- **Task statement**: Extract all lines that hold "孙子算经" from the records below.

- **Material provided**:

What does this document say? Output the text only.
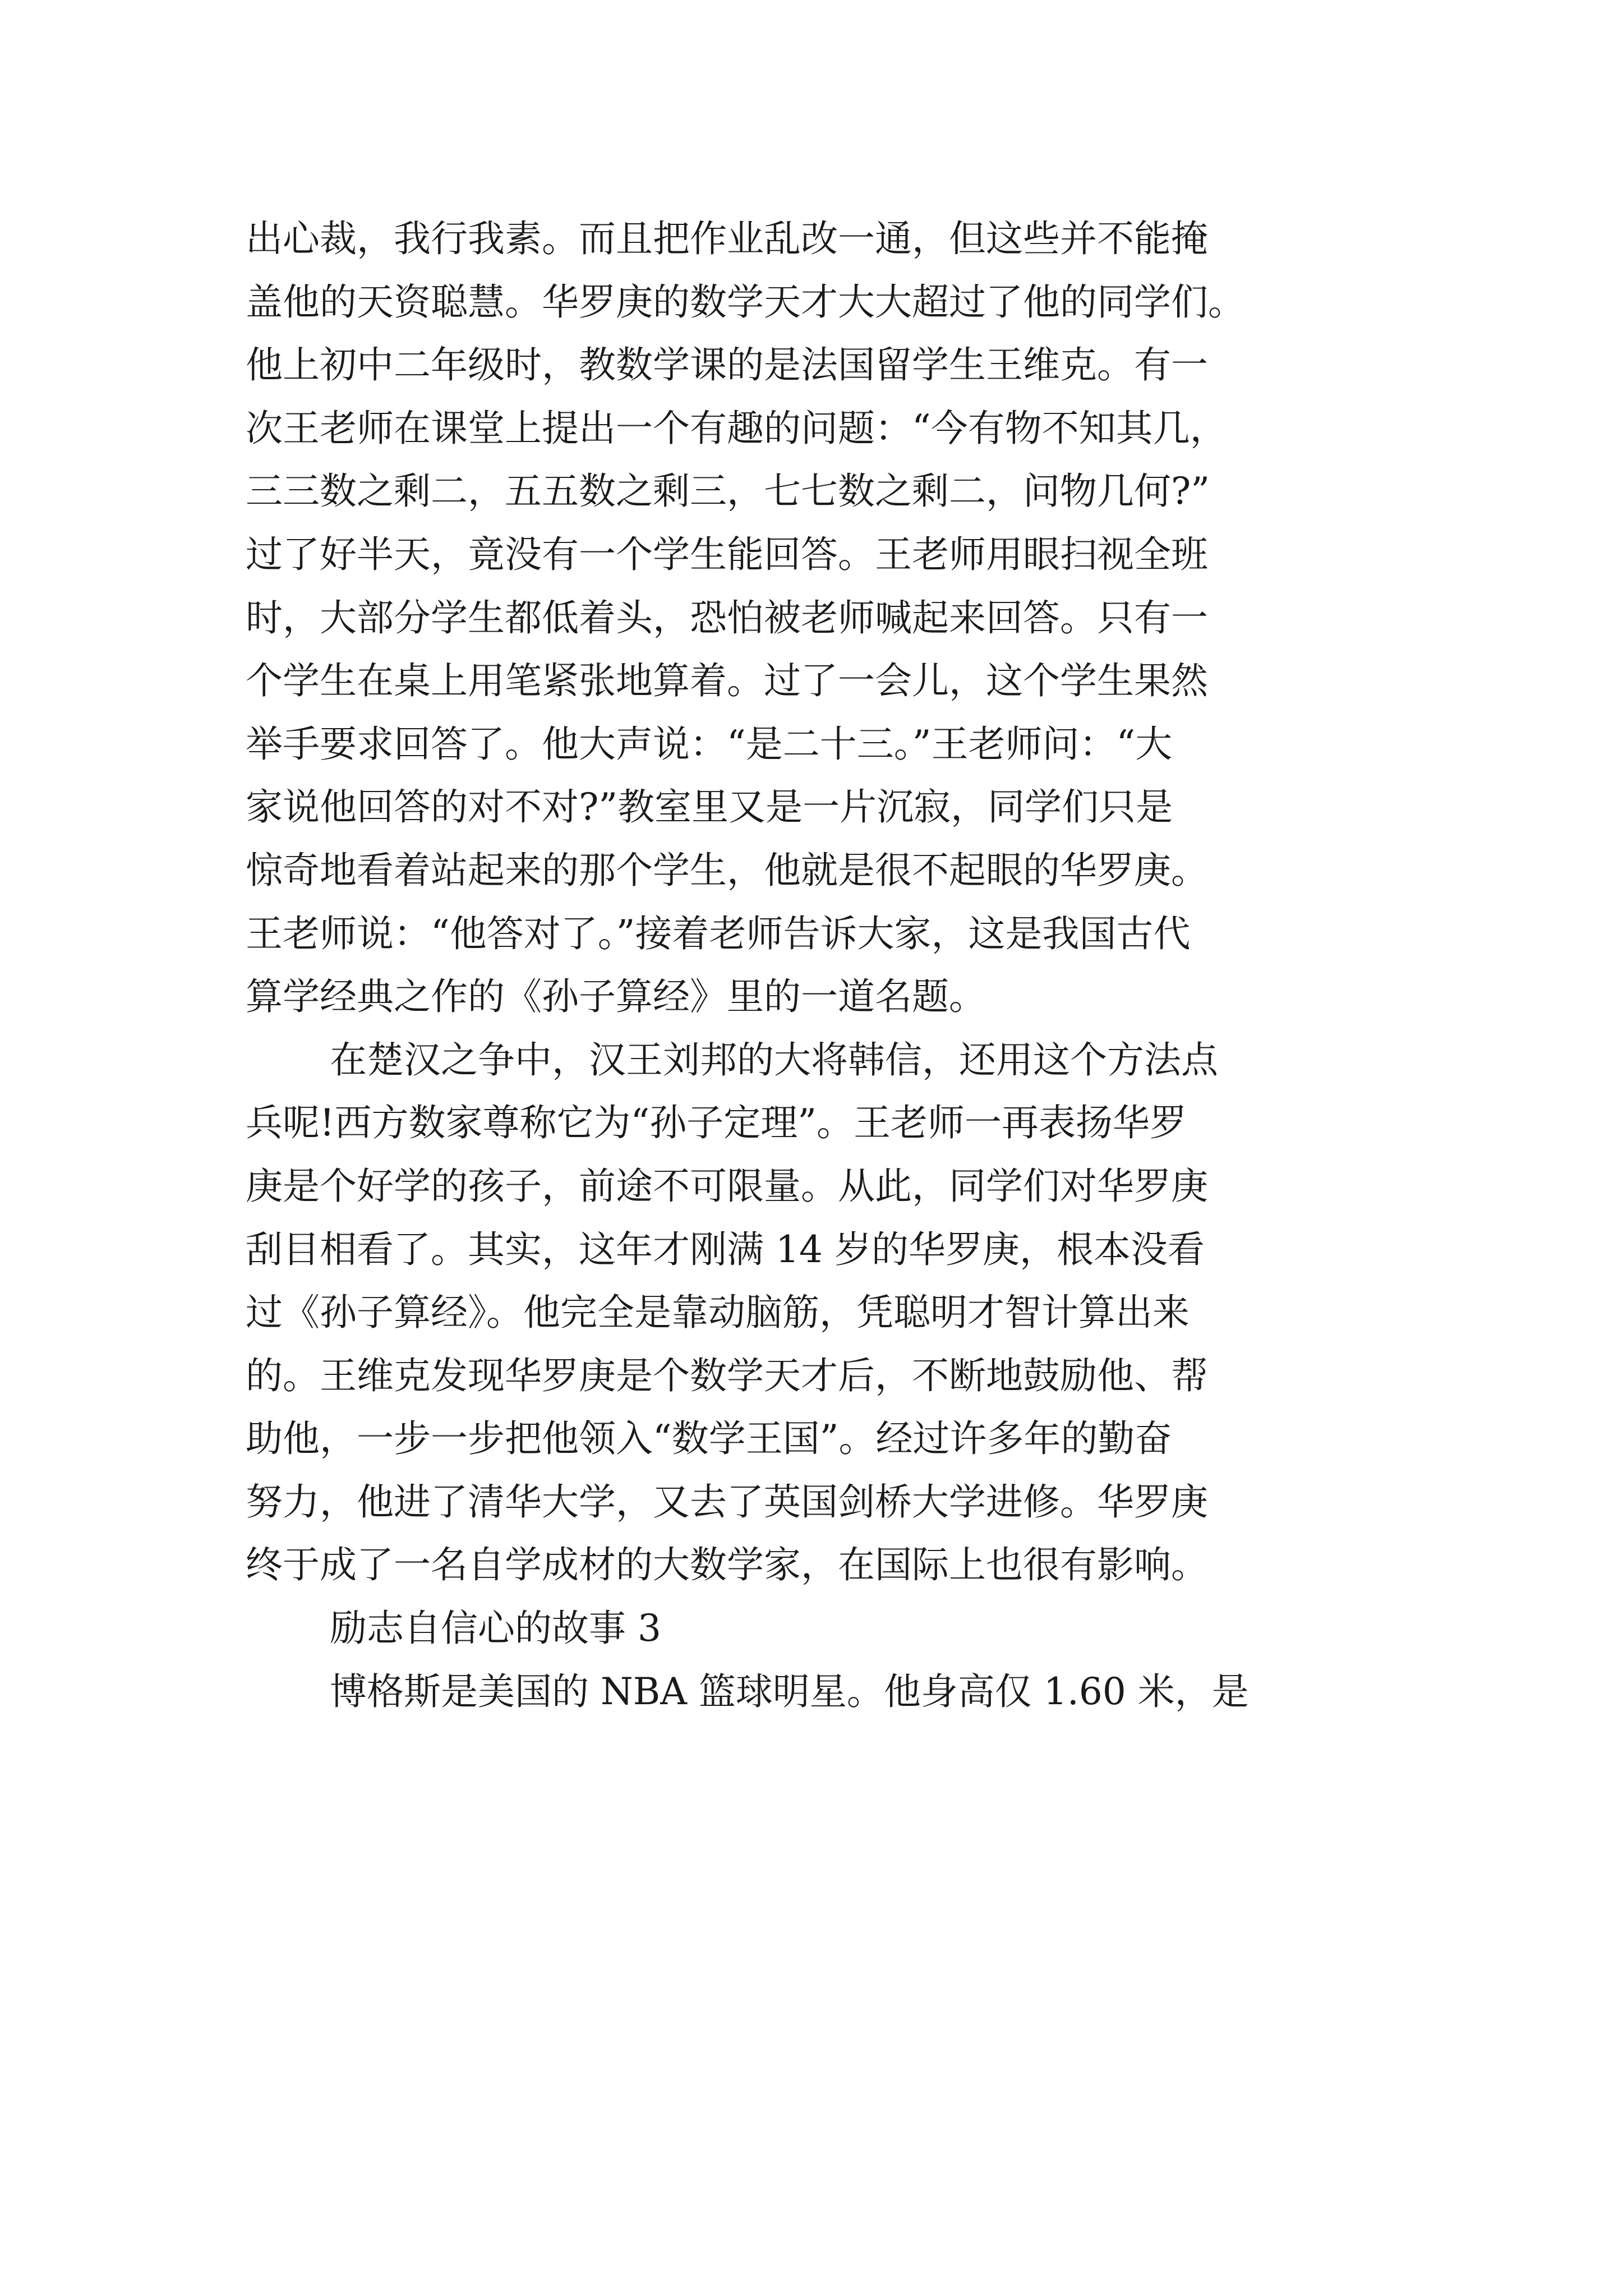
出心裁，我行我素。而且把作业乱改一通，但这些并不能掩
盖他的天资聪慧。华罗庚的数学天才大大超过了他的同学们。
他上初中二年级时，教数学课的是法国留学生王维克。有一
次王老师在课堂上提出一个有趣的问题：“今有物不知其几，
三三数之剩二，五五数之剩三，七七数之剩二，问物几何?”
过了好半天，竟没有一个学生能回答。王老师用眼扫视全班
时，大部分学生都低着头，恐怕被老师喊起来回答。只有一
个学生在桌上用笔紧张地算着。过了一会儿，这个学生果然
举手要求回答了。他大声说：“是二十三。”王老师问：“大
家说他回答的对不对?”教室里又是一片沉寂，同学们只是
惊奇地看着站起来的那个学生，他就是很不起眼的华罗庚。
王老师说：“他答对了。”接着老师告诉大家，这是我国古代
算学经典之作的《孙子算经》里的一道名题。
在楚汉之争中，汉王刘邦的大将韩信，还用这个方法点
兵呢!西方数家尊称它为“孙子定理”。王老师一再表扬华罗
庚是个好学的孩子，前途不可限量。从此，同学们对华罗庚
刮目相看了。其实，这年才刚满 14 岁的华罗庚，根本没看
过《孙子算经》。他完全是靠动脑筋，凭聪明才智计算出来
的。王维克发现华罗庚是个数学天才后，不断地鼓励他、帮
助他，一步一步把他领入“数学王国”。经过许多年的勤奋
努力，他进了清华大学，又去了英国剑桥大学进修。华罗庚
终于成了一名自学成材的大数学家，在国际上也很有影响。
励志自信心的故事 3
博格斯是美国的 NBA 篮球明星。他身高仅 1.60 米，是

- **The answer**:
算学经典之作的《孙子算经》里的一道名题。
过《孙子算经》。他完全是靠动脑筋，凭聪明才智计算出来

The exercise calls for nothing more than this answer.